**AIM OF THE EXERCISE:**
Print each line exactly as it is given.

**DATA RECORDS:**
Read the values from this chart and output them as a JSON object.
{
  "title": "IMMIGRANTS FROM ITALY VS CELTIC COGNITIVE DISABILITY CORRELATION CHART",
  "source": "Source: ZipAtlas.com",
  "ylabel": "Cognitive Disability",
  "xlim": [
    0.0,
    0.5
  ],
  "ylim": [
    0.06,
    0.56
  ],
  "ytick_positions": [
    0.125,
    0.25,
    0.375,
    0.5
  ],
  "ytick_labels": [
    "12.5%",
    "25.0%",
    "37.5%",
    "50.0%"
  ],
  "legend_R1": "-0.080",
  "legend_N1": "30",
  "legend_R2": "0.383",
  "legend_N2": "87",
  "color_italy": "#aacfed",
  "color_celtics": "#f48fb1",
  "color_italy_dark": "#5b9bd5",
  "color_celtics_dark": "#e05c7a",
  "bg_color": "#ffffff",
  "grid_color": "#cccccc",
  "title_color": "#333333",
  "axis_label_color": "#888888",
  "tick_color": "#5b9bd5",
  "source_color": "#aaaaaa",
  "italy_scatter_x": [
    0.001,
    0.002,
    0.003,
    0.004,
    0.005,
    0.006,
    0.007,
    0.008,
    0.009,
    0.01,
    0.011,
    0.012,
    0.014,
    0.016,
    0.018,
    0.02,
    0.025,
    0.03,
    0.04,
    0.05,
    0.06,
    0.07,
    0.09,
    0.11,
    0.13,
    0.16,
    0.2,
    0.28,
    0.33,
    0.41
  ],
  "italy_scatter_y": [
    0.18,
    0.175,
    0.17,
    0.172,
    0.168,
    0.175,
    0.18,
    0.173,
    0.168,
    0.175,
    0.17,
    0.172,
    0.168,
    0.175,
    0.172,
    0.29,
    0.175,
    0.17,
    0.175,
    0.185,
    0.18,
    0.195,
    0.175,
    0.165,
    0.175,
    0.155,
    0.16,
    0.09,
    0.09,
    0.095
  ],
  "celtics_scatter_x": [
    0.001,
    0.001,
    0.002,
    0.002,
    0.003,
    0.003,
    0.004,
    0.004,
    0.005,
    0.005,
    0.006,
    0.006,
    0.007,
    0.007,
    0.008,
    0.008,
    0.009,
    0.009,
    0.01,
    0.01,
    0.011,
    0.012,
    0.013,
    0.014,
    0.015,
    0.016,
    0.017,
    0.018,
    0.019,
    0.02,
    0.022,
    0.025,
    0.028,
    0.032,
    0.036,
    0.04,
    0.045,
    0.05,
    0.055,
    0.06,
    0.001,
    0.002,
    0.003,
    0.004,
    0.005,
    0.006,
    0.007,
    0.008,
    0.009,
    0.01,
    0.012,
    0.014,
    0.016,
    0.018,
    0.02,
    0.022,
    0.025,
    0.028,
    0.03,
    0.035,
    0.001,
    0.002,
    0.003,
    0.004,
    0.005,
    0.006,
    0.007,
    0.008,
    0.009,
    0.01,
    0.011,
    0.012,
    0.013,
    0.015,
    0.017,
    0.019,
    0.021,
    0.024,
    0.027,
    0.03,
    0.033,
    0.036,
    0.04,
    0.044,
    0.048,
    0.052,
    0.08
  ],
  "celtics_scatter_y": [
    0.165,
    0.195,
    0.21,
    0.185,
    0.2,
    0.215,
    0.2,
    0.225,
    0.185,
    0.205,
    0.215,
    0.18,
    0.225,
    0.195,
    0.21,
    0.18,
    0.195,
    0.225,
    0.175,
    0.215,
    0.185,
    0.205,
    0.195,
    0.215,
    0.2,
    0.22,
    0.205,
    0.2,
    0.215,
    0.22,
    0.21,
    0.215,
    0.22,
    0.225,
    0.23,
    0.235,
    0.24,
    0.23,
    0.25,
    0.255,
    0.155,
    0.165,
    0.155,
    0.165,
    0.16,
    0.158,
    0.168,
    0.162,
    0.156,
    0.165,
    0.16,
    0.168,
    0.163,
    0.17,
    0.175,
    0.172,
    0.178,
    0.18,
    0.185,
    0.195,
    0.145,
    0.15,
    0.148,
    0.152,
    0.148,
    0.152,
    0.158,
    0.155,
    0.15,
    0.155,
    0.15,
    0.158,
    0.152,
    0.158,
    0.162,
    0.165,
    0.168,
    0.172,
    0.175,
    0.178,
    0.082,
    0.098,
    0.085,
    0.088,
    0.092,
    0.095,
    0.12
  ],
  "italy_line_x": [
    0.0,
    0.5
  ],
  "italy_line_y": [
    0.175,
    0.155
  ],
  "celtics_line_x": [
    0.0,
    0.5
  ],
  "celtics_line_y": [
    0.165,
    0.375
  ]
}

**WRITTEN REPLY:**
Read the values from this chart and output them as a JSON object.
{
  "title": "IMMIGRANTS FROM ITALY VS CELTIC COGNITIVE DISABILITY CORRELATION CHART",
  "source": "Source: ZipAtlas.com",
  "ylabel": "Cognitive Disability",
  "xlim": [
    0.0,
    0.5
  ],
  "ylim": [
    0.06,
    0.56
  ],
  "ytick_positions": [
    0.125,
    0.25,
    0.375,
    0.5
  ],
  "ytick_labels": [
    "12.5%",
    "25.0%",
    "37.5%",
    "50.0%"
  ],
  "legend_R1": "-0.080",
  "legend_N1": "30",
  "legend_R2": "0.383",
  "legend_N2": "87",
  "color_italy": "#aacfed",
  "color_celtics": "#f48fb1",
  "color_italy_dark": "#5b9bd5",
  "color_celtics_dark": "#e05c7a",
  "bg_color": "#ffffff",
  "grid_color": "#cccccc",
  "title_color": "#333333",
  "axis_label_color": "#888888",
  "tick_color": "#5b9bd5",
  "source_color": "#aaaaaa",
  "italy_scatter_x": [
    0.001,
    0.002,
    0.003,
    0.004,
    0.005,
    0.006,
    0.007,
    0.008,
    0.009,
    0.01,
    0.011,
    0.012,
    0.014,
    0.016,
    0.018,
    0.02,
    0.025,
    0.03,
    0.04,
    0.05,
    0.06,
    0.07,
    0.09,
    0.11,
    0.13,
    0.16,
    0.2,
    0.28,
    0.33,
    0.41
  ],
  "italy_scatter_y": [
    0.18,
    0.175,
    0.17,
    0.172,
    0.168,
    0.175,
    0.18,
    0.173,
    0.168,
    0.175,
    0.17,
    0.172,
    0.168,
    0.175,
    0.172,
    0.29,
    0.175,
    0.17,
    0.175,
    0.185,
    0.18,
    0.195,
    0.175,
    0.165,
    0.175,
    0.155,
    0.16,
    0.09,
    0.09,
    0.095
  ],
  "celtics_scatter_x": [
    0.001,
    0.001,
    0.002,
    0.002,
    0.003,
    0.003,
    0.004,
    0.004,
    0.005,
    0.005,
    0.006,
    0.006,
    0.007,
    0.007,
    0.008,
    0.008,
    0.009,
    0.009,
    0.01,
    0.01,
    0.011,
    0.012,
    0.013,
    0.014,
    0.015,
    0.016,
    0.017,
    0.018,
    0.019,
    0.02,
    0.022,
    0.025,
    0.028,
    0.032,
    0.036,
    0.04,
    0.045,
    0.05,
    0.055,
    0.06,
    0.001,
    0.002,
    0.003,
    0.004,
    0.005,
    0.006,
    0.007,
    0.008,
    0.009,
    0.01,
    0.012,
    0.014,
    0.016,
    0.018,
    0.02,
    0.022,
    0.025,
    0.028,
    0.03,
    0.035,
    0.001,
    0.002,
    0.003,
    0.004,
    0.005,
    0.006,
    0.007,
    0.008,
    0.009,
    0.01,
    0.011,
    0.012,
    0.013,
    0.015,
    0.017,
    0.019,
    0.021,
    0.024,
    0.027,
    0.03,
    0.033,
    0.036,
    0.04,
    0.044,
    0.048,
    0.052,
    0.08
  ],
  "celtics_scatter_y": [
    0.165,
    0.195,
    0.21,
    0.185,
    0.2,
    0.215,
    0.2,
    0.225,
    0.185,
    0.205,
    0.215,
    0.18,
    0.225,
    0.195,
    0.21,
    0.18,
    0.195,
    0.225,
    0.175,
    0.215,
    0.185,
    0.205,
    0.195,
    0.215,
    0.2,
    0.22,
    0.205,
    0.2,
    0.215,
    0.22,
    0.21,
    0.215,
    0.22,
    0.225,
    0.23,
    0.235,
    0.24,
    0.23,
    0.25,
    0.255,
    0.155,
    0.165,
    0.155,
    0.165,
    0.16,
    0.158,
    0.168,
    0.162,
    0.156,
    0.165,
    0.16,
    0.168,
    0.163,
    0.17,
    0.175,
    0.172,
    0.178,
    0.18,
    0.185,
    0.195,
    0.145,
    0.15,
    0.148,
    0.152,
    0.148,
    0.152,
    0.158,
    0.155,
    0.15,
    0.155,
    0.15,
    0.158,
    0.152,
    0.158,
    0.162,
    0.165,
    0.168,
    0.172,
    0.175,
    0.178,
    0.082,
    0.098,
    0.085,
    0.088,
    0.092,
    0.095,
    0.12
  ],
  "italy_line_x": [
    0.0,
    0.5
  ],
  "italy_line_y": [
    0.175,
    0.155
  ],
  "celtics_line_x": [
    0.0,
    0.5
  ],
  "celtics_line_y": [
    0.165,
    0.375
  ]
}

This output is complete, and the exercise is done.